Lift every line from the entries that includes the word "this".

=======

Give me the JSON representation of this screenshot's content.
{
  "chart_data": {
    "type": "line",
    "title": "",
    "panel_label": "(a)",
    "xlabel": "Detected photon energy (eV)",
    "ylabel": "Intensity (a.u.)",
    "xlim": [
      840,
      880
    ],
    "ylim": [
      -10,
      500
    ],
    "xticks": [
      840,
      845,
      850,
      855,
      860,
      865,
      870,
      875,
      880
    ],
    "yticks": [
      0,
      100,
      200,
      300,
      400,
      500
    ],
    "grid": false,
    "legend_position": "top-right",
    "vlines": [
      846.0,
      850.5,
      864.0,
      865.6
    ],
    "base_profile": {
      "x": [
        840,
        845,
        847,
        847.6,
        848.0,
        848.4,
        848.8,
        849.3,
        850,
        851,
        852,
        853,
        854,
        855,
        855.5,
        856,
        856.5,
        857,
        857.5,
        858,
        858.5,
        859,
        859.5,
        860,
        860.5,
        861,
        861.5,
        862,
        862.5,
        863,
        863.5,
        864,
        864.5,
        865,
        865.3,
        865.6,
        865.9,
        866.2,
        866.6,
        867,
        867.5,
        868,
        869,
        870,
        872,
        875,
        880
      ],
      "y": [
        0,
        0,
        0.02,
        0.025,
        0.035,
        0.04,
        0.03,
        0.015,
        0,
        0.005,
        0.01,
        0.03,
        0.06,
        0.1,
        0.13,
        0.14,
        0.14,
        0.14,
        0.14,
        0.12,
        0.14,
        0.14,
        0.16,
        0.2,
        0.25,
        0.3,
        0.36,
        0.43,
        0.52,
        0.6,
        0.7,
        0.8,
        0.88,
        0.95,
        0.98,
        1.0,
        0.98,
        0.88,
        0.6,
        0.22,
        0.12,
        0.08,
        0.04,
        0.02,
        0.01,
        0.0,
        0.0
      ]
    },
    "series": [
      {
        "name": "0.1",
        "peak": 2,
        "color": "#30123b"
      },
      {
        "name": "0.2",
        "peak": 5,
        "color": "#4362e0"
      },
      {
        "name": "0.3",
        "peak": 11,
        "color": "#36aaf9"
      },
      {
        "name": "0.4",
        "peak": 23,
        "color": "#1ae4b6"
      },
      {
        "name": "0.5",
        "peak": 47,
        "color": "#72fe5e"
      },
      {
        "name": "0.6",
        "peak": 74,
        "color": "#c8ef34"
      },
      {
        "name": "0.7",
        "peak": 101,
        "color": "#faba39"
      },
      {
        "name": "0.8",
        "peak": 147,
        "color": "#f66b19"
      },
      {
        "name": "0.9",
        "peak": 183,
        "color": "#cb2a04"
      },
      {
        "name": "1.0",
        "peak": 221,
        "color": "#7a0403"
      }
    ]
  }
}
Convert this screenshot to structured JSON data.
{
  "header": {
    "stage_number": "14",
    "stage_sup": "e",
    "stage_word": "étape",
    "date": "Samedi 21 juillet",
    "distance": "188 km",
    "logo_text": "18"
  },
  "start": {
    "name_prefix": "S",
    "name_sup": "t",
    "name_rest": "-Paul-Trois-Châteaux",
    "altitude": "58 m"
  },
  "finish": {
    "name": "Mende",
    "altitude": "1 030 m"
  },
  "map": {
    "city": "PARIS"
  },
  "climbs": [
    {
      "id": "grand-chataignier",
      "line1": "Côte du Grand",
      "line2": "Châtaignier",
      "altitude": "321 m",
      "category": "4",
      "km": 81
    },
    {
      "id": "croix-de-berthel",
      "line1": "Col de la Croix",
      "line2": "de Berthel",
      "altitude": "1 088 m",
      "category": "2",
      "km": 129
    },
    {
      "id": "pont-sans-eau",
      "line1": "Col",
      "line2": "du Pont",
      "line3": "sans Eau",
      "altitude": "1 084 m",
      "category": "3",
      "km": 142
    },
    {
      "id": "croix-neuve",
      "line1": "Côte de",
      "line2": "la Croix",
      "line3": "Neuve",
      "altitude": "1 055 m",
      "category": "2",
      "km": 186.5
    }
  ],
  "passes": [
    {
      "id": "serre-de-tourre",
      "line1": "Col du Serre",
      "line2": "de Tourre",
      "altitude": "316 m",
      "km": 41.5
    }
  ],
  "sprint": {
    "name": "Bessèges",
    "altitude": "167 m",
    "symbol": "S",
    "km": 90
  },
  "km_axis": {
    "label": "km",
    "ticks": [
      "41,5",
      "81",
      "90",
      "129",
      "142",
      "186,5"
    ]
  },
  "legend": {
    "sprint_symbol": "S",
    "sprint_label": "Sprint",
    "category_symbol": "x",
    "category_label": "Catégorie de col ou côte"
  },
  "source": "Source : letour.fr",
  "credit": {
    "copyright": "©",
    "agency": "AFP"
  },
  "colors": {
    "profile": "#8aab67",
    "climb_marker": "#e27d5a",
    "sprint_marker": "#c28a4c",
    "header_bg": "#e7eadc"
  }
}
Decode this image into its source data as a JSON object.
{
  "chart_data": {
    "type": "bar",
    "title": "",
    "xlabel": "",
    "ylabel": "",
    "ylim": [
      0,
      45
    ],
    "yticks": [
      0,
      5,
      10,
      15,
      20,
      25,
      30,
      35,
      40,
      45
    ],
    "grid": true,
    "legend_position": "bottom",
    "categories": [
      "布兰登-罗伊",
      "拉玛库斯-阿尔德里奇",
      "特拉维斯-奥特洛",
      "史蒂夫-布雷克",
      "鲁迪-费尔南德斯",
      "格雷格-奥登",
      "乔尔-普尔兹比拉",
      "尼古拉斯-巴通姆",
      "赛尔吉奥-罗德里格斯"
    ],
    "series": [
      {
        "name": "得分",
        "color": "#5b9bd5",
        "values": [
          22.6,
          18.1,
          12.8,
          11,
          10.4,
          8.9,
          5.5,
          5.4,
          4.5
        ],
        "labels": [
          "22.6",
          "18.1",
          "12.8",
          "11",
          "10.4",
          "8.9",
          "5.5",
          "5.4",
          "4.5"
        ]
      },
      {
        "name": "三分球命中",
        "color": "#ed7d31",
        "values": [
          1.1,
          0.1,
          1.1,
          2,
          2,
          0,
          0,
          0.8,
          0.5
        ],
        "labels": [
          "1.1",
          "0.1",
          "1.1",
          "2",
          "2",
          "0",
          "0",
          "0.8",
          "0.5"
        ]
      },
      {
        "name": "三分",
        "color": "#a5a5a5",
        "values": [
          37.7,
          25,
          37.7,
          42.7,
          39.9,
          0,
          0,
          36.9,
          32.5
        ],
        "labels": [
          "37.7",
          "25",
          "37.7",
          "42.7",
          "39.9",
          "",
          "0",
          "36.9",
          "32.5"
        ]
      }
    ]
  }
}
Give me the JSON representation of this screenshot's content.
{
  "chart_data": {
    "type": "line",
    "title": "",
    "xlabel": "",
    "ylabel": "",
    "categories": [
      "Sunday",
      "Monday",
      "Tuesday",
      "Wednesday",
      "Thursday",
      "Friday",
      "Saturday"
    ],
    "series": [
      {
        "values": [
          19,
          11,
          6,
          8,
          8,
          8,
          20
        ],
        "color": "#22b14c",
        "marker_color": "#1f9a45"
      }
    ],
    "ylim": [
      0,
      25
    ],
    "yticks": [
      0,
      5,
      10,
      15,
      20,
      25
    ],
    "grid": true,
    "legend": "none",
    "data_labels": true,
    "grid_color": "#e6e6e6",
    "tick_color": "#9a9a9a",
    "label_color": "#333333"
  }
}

=======

- **Full solution**
Give me the JSON representation of this screenshot's content.
Convert this screenshot to structured JSON data.
Decode this image into its source data as a JSON object.
Give me the JSON representation of this screenshot's content.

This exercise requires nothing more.